Identify the lines that contain the string "this" and copy all of them.

>>>

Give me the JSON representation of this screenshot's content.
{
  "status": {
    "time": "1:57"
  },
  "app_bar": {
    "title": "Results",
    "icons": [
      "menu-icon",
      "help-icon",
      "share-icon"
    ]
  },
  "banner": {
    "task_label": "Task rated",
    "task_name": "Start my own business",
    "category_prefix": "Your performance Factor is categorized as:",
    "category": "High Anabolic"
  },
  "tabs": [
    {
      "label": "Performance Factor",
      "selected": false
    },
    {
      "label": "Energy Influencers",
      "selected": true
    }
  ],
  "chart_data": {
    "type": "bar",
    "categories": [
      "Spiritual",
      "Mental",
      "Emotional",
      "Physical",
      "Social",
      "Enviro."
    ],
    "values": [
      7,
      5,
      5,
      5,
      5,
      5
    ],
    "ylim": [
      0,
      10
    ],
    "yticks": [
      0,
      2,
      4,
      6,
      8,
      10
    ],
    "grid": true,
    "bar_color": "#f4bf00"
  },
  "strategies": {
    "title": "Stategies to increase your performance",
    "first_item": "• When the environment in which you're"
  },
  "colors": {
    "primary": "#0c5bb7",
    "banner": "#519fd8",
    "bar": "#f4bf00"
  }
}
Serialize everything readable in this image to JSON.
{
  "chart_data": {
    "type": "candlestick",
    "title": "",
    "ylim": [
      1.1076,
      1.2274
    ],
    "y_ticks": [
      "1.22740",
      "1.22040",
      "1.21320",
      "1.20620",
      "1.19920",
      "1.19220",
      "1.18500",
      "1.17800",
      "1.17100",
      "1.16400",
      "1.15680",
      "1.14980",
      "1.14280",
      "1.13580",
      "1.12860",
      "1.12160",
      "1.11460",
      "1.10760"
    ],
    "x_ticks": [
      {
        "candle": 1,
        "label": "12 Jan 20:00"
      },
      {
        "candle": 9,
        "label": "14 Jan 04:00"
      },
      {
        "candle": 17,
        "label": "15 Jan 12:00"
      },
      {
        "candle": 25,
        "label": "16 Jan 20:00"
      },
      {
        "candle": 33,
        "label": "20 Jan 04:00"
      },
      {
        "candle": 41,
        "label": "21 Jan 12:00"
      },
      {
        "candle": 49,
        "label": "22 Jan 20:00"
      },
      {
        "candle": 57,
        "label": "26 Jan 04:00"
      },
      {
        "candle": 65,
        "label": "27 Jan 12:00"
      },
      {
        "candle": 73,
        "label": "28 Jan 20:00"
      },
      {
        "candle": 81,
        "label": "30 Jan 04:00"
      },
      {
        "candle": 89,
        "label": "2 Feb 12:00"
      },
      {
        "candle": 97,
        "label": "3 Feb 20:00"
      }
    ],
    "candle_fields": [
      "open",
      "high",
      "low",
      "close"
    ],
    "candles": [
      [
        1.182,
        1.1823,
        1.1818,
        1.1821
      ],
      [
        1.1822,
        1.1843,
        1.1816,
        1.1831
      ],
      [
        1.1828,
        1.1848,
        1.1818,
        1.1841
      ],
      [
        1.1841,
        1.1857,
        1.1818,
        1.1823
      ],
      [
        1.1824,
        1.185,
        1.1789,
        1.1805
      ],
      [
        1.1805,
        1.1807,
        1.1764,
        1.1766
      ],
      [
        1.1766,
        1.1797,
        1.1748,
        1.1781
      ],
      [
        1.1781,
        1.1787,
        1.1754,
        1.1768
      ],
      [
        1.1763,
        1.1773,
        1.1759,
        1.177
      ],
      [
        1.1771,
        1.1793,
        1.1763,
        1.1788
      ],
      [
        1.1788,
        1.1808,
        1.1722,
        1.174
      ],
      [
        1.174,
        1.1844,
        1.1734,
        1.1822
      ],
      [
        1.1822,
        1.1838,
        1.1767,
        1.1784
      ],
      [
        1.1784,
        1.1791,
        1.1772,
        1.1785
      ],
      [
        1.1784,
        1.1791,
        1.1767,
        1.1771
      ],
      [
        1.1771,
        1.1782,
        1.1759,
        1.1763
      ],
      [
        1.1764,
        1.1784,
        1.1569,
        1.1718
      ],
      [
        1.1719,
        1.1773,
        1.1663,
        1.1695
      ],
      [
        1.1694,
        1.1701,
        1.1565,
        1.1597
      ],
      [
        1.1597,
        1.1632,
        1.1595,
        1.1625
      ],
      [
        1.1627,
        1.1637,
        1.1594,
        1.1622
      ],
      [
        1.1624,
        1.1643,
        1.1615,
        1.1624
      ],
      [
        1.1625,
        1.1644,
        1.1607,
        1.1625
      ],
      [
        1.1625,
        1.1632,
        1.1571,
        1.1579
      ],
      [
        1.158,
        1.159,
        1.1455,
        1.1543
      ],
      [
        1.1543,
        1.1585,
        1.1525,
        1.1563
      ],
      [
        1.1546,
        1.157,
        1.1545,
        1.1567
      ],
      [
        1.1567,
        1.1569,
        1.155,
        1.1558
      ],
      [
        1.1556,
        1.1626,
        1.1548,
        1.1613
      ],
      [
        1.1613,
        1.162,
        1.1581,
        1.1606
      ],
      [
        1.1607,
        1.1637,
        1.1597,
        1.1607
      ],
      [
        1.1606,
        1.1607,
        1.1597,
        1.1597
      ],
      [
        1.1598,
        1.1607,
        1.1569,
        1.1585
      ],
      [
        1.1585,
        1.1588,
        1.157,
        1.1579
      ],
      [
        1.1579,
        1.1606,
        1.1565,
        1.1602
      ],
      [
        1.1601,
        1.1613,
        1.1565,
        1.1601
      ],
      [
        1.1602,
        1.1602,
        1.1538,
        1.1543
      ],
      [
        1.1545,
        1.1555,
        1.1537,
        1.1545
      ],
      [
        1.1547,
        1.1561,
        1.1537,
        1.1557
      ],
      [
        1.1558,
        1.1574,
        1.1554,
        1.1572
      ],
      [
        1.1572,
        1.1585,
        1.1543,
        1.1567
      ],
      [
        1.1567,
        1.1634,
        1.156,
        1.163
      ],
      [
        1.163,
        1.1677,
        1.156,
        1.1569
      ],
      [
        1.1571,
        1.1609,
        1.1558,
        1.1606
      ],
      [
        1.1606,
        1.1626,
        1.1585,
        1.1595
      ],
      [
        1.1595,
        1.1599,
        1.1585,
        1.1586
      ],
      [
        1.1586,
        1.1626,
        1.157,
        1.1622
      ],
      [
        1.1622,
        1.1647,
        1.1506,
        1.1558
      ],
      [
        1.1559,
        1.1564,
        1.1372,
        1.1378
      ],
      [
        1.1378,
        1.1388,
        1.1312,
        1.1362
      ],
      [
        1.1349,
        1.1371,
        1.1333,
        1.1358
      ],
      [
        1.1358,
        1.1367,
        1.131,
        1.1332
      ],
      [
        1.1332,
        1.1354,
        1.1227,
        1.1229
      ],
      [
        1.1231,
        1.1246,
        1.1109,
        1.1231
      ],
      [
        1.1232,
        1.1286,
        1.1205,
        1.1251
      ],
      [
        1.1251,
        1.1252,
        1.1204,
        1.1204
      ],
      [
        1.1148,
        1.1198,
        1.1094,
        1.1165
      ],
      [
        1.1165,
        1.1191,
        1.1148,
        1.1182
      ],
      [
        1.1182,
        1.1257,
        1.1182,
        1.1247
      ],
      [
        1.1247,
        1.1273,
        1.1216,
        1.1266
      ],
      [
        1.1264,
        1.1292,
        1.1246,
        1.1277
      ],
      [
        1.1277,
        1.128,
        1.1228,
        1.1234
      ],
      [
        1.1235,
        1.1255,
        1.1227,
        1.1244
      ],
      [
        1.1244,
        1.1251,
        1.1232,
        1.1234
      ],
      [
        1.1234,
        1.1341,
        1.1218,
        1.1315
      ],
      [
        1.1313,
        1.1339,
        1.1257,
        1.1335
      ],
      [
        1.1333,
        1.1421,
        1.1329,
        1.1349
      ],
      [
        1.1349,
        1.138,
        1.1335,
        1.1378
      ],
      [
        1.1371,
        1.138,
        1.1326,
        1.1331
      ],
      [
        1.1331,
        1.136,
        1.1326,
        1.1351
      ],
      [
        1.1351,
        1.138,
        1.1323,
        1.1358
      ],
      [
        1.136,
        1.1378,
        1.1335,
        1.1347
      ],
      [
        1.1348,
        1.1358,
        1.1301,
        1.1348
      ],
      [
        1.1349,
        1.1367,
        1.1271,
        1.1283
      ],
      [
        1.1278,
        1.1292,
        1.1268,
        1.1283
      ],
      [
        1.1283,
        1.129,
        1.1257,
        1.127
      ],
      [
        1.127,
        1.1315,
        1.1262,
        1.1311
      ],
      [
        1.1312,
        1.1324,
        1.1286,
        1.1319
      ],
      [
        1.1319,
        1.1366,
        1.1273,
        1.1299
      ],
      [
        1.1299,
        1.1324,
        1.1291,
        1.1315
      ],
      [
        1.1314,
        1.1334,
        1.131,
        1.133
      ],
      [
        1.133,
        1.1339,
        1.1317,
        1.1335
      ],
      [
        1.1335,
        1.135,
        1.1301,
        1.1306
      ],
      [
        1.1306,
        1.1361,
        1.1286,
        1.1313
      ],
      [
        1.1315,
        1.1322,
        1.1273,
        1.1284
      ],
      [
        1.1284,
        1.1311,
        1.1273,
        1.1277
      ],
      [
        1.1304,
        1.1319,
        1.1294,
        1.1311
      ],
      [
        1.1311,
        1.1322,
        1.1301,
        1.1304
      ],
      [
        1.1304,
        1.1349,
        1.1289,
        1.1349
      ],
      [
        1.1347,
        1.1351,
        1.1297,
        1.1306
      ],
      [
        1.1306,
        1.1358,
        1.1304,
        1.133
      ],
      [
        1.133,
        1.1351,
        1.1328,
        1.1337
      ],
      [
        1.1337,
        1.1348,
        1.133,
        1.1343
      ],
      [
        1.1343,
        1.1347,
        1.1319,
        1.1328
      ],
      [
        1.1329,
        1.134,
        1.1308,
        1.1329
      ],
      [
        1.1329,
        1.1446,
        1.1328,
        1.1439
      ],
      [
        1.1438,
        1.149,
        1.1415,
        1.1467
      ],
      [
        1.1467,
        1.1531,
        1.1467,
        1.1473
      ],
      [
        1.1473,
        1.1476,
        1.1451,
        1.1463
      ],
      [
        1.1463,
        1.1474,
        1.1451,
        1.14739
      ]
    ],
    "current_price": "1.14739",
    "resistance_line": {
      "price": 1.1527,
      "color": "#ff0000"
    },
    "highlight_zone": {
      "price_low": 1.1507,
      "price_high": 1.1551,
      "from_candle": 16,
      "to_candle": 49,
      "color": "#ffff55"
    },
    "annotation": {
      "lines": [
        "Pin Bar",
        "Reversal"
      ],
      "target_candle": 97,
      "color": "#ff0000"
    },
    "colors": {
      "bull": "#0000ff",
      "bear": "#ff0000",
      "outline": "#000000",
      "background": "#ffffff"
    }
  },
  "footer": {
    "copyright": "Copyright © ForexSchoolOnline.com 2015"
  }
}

<<<

# EXERCISE OUTPUT
Give me the JSON representation of this screenshot's content.
Serialize everything readable in this image to JSON.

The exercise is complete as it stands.